#### [Records]
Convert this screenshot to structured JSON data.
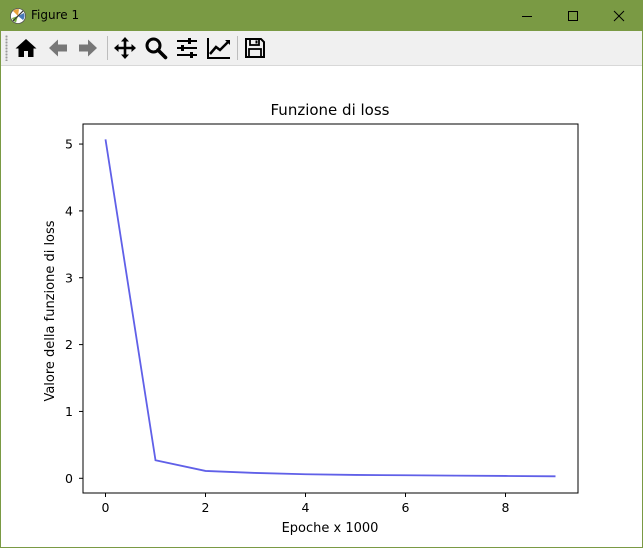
{
  "window": {
    "title": "Figure 1"
  },
  "toolbar": {
    "buttons": [
      {
        "icon": "home-icon"
      },
      {
        "icon": "back-arrow-icon"
      },
      {
        "icon": "forward-arrow-icon"
      },
      {
        "icon": "pan-move-icon"
      },
      {
        "icon": "zoom-magnifier-icon"
      },
      {
        "icon": "configure-subplots-icon"
      },
      {
        "icon": "edit-axis-icon"
      },
      {
        "icon": "save-floppy-icon"
      }
    ]
  },
  "chart_data": {
    "type": "line",
    "title": "Funzione di loss",
    "xlabel": "Epoche x 1000",
    "ylabel": "Valore della funzione di loss",
    "x": [
      0,
      1,
      2,
      3,
      4,
      5,
      6,
      7,
      8,
      9
    ],
    "series": [
      {
        "values": [
          5.07,
          0.27,
          0.11,
          0.08,
          0.06,
          0.05,
          0.045,
          0.04,
          0.035,
          0.03
        ],
        "color": "#6060e8"
      }
    ],
    "xlim": [
      -0.45,
      9.45
    ],
    "ylim": [
      -0.22,
      5.3
    ],
    "xticks": [
      0,
      2,
      4,
      6,
      8
    ],
    "yticks": [
      0,
      1,
      2,
      3,
      4,
      5
    ],
    "grid": false,
    "legend": "none"
  }
}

#### [What needs to be done]
Reproduce every line precisely as given, omitting all pictures.

#### [Exercise result]
Convert this screenshot to structured JSON data.
{
  "window": {
    "title": "Figure 1"
  },
  "toolbar": {
    "buttons": [
      {
        "icon": "home-icon"
      },
      {
        "icon": "back-arrow-icon"
      },
      {
        "icon": "forward-arrow-icon"
      },
      {
        "icon": "pan-move-icon"
      },
      {
        "icon": "zoom-magnifier-icon"
      },
      {
        "icon": "configure-subplots-icon"
      },
      {
        "icon": "edit-axis-icon"
      },
      {
        "icon": "save-floppy-icon"
      }
    ]
  },
  "chart_data": {
    "type": "line",
    "title": "Funzione di loss",
    "xlabel": "Epoche x 1000",
    "ylabel": "Valore della funzione di loss",
    "x": [
      0,
      1,
      2,
      3,
      4,
      5,
      6,
      7,
      8,
      9
    ],
    "series": [
      {
        "values": [
          5.07,
          0.27,
          0.11,
          0.08,
          0.06,
          0.05,
          0.045,
          0.04,
          0.035,
          0.03
        ],
        "color": "#6060e8"
      }
    ],
    "xlim": [
      -0.45,
      9.45
    ],
    "ylim": [
      -0.22,
      5.3
    ],
    "xticks": [
      0,
      2,
      4,
      6,
      8
    ],
    "yticks": [
      0,
      1,
      2,
      3,
      4,
      5
    ],
    "grid": false,
    "legend": "none"
  }
}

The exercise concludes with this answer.